**** Available data ****
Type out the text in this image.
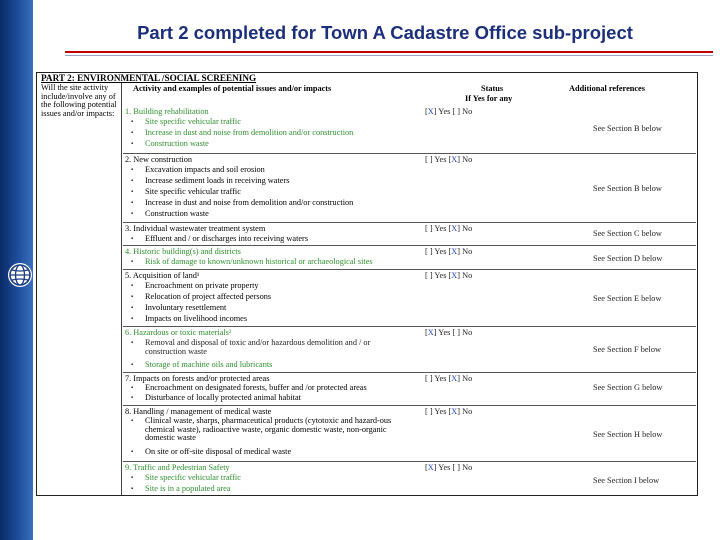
Part 2 completed for Town A Cadastre Office sub-project
PART 2: ENVIRONMENTAL /SOCIAL SCREENING
Activity and examples of potential issues and/or impacts	Status
If Yes for any
Additional references
Will the site activity include/involve any of the following potential issues and/or impacts:	1. Building rehabilitation	[X] Yes [ ] No
▪ Site specific vehicular traffic
▪ Increase in dust and noise from demolition and/or construction
▪ Construction waste
See Section B below
2. New construction	[ ] Yes [X] No
▪ Excavation impacts and soil erosion
▪ Increase sediment loads in receiving waters
▪ Site specific vehicular traffic
▪ Increase in dust and noise from demolition and/or construction
▪ Construction waste
See Section B below
3. Individual wastewater treatment system	[ ] Yes [X] No
▪ Effluent and / or discharges into receiving waters
See Section C below
4. Historic building(s) and districts	[ ] Yes [X] No
▪ Risk of damage to known/unknown historical or archaeological sites	See Section D below
5. Acquisition of land¹	[ ] Yes [X] No
▪ Encroachment on private property
▪ Relocation of project affected persons
▪ Involuntary resettlement
▪ Impacts on livelihood incomes
See Section E below
6. Hazardous or toxic materials²	[X] Yes [ ] No
▪ Removal and disposal of toxic and/or hazardous demolition and / or construction waste
▪ Storage of machine oils and lubricants
See Section F below
7. Impacts on forests and/or protected areas	[ ] Yes [X] No
▪ Encroachment on designated forests, buffer and /or protected areas
▪ Disturbance of locally protected animal habitat
See Section G below
8. Handling / management of medical waste	[ ] Yes [X] No
▪ Clinical waste, sharps, pharmaceutical products (cytotoxic and hazard-ous chemical waste), radioactive waste, organic domestic waste, non-organic domestic waste
▪ On site or off-site disposal of medical waste
See Section H below
9. Traffic and Pedestrian Safety	[X] Yes [ ] No
▪ Site specific vehicular traffic
▪ Site is in a populated area
See Section I below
****
Written instruction:
List each line holding the string "below".

Answer to this exercise:
See Section B below
See Section B below
See Section C below
▪ Risk of damage to known/unknown historical or archaeological sites	See Section D below
See Section E below
See Section F below
See Section G below
See Section H below
See Section I below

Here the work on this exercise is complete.